[Start Input]

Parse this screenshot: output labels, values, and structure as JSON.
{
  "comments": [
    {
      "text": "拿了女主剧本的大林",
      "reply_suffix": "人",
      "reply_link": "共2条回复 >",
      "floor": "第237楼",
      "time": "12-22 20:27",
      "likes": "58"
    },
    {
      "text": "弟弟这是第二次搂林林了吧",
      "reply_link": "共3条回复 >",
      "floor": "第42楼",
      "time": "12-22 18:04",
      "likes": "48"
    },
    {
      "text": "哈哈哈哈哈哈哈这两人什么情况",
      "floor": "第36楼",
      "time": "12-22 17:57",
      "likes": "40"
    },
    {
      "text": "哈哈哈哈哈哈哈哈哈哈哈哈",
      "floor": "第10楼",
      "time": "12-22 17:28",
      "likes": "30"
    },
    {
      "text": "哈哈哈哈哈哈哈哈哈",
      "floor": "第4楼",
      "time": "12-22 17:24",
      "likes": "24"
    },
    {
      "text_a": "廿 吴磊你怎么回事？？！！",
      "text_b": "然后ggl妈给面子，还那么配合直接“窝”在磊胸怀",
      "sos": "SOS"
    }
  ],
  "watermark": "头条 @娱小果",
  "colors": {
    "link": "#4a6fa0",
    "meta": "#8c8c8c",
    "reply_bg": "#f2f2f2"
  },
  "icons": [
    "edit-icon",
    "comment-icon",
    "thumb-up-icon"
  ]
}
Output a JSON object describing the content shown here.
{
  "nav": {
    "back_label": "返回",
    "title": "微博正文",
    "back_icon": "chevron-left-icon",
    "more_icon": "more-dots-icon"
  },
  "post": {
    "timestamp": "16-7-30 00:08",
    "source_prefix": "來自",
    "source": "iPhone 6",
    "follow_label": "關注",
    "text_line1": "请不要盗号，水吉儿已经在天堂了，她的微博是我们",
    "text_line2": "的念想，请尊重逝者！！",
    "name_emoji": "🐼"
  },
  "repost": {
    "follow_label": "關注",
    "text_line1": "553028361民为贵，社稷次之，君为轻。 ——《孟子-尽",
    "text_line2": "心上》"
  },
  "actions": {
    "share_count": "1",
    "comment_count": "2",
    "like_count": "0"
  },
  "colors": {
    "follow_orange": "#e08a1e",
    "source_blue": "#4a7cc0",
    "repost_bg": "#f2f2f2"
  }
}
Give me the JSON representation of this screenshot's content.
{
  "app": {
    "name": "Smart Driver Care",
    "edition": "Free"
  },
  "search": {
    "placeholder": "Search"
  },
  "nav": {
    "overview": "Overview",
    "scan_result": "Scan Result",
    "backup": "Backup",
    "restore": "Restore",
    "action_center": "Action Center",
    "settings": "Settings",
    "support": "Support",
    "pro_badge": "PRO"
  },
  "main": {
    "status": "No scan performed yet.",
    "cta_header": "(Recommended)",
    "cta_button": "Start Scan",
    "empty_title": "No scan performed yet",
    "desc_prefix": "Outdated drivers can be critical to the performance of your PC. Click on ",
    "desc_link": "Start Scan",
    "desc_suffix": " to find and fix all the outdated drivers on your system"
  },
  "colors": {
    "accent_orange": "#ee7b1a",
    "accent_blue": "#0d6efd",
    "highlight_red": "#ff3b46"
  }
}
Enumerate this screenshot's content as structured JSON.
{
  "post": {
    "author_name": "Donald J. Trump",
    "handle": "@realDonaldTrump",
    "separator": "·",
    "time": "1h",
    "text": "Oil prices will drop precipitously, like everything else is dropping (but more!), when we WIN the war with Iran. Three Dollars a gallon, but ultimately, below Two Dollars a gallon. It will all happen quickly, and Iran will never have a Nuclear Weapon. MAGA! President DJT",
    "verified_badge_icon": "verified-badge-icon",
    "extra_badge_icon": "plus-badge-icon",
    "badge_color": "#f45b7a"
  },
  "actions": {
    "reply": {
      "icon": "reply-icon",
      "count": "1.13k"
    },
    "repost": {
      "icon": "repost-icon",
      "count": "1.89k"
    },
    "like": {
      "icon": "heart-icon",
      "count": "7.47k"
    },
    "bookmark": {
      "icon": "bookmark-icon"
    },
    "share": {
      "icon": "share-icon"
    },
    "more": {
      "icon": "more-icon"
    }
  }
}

[End Input]

Prompt | Retype the listing above in full, with no alterations.

Answer to this exercise |
Parse this screenshot: output labels, values, and structure as JSON.
{
  "comments": [
    {
      "text": "拿了女主剧本的大林",
      "reply_suffix": "人",
      "reply_link": "共2条回复 >",
      "floor": "第237楼",
      "time": "12-22 20:27",
      "likes": "58"
    },
    {
      "text": "弟弟这是第二次搂林林了吧",
      "reply_link": "共3条回复 >",
      "floor": "第42楼",
      "time": "12-22 18:04",
      "likes": "48"
    },
    {
      "text": "哈哈哈哈哈哈哈这两人什么情况",
      "floor": "第36楼",
      "time": "12-22 17:57",
      "likes": "40"
    },
    {
      "text": "哈哈哈哈哈哈哈哈哈哈哈哈",
      "floor": "第10楼",
      "time": "12-22 17:28",
      "likes": "30"
    },
    {
      "text": "哈哈哈哈哈哈哈哈哈",
      "floor": "第4楼",
      "time": "12-22 17:24",
      "likes": "24"
    },
    {
      "text_a": "廿 吴磊你怎么回事？？！！",
      "text_b": "然后ggl妈给面子，还那么配合直接“窝”在磊胸怀",
      "sos": "SOS"
    }
  ],
  "watermark": "头条 @娱小果",
  "colors": {
    "link": "#4a6fa0",
    "meta": "#8c8c8c",
    "reply_bg": "#f2f2f2"
  },
  "icons": [
    "edit-icon",
    "comment-icon",
    "thumb-up-icon"
  ]
}
Output a JSON object describing the content shown here.
{
  "nav": {
    "back_label": "返回",
    "title": "微博正文",
    "back_icon": "chevron-left-icon",
    "more_icon": "more-dots-icon"
  },
  "post": {
    "timestamp": "16-7-30 00:08",
    "source_prefix": "來自",
    "source": "iPhone 6",
    "follow_label": "關注",
    "text_line1": "请不要盗号，水吉儿已经在天堂了，她的微博是我们",
    "text_line2": "的念想，请尊重逝者！！",
    "name_emoji": "🐼"
  },
  "repost": {
    "follow_label": "關注",
    "text_line1": "553028361民为贵，社稷次之，君为轻。 ——《孟子-尽",
    "text_line2": "心上》"
  },
  "actions": {
    "share_count": "1",
    "comment_count": "2",
    "like_count": "0"
  },
  "colors": {
    "follow_orange": "#e08a1e",
    "source_blue": "#4a7cc0",
    "repost_bg": "#f2f2f2"
  }
}
Give me the JSON representation of this screenshot's content.
{
  "app": {
    "name": "Smart Driver Care",
    "edition": "Free"
  },
  "search": {
    "placeholder": "Search"
  },
  "nav": {
    "overview": "Overview",
    "scan_result": "Scan Result",
    "backup": "Backup",
    "restore": "Restore",
    "action_center": "Action Center",
    "settings": "Settings",
    "support": "Support",
    "pro_badge": "PRO"
  },
  "main": {
    "status": "No scan performed yet.",
    "cta_header": "(Recommended)",
    "cta_button": "Start Scan",
    "empty_title": "No scan performed yet",
    "desc_prefix": "Outdated drivers can be critical to the performance of your PC. Click on ",
    "desc_link": "Start Scan",
    "desc_suffix": " to find and fix all the outdated drivers on your system"
  },
  "colors": {
    "accent_orange": "#ee7b1a",
    "accent_blue": "#0d6efd",
    "highlight_red": "#ff3b46"
  }
}
Enumerate this screenshot's content as structured JSON.
{
  "post": {
    "author_name": "Donald J. Trump",
    "handle": "@realDonaldTrump",
    "separator": "·",
    "time": "1h",
    "text": "Oil prices will drop precipitously, like everything else is dropping (but more!), when we WIN the war with Iran. Three Dollars a gallon, but ultimately, below Two Dollars a gallon. It will all happen quickly, and Iran will never have a Nuclear Weapon. MAGA! President DJT",
    "verified_badge_icon": "verified-badge-icon",
    "extra_badge_icon": "plus-badge-icon",
    "badge_color": "#f45b7a"
  },
  "actions": {
    "reply": {
      "icon": "reply-icon",
      "count": "1.13k"
    },
    "repost": {
      "icon": "repost-icon",
      "count": "1.89k"
    },
    "like": {
      "icon": "heart-icon",
      "count": "7.47k"
    },
    "bookmark": {
      "icon": "bookmark-icon"
    },
    "share": {
      "icon": "share-icon"
    },
    "more": {
      "icon": "more-icon"
    }
  }
}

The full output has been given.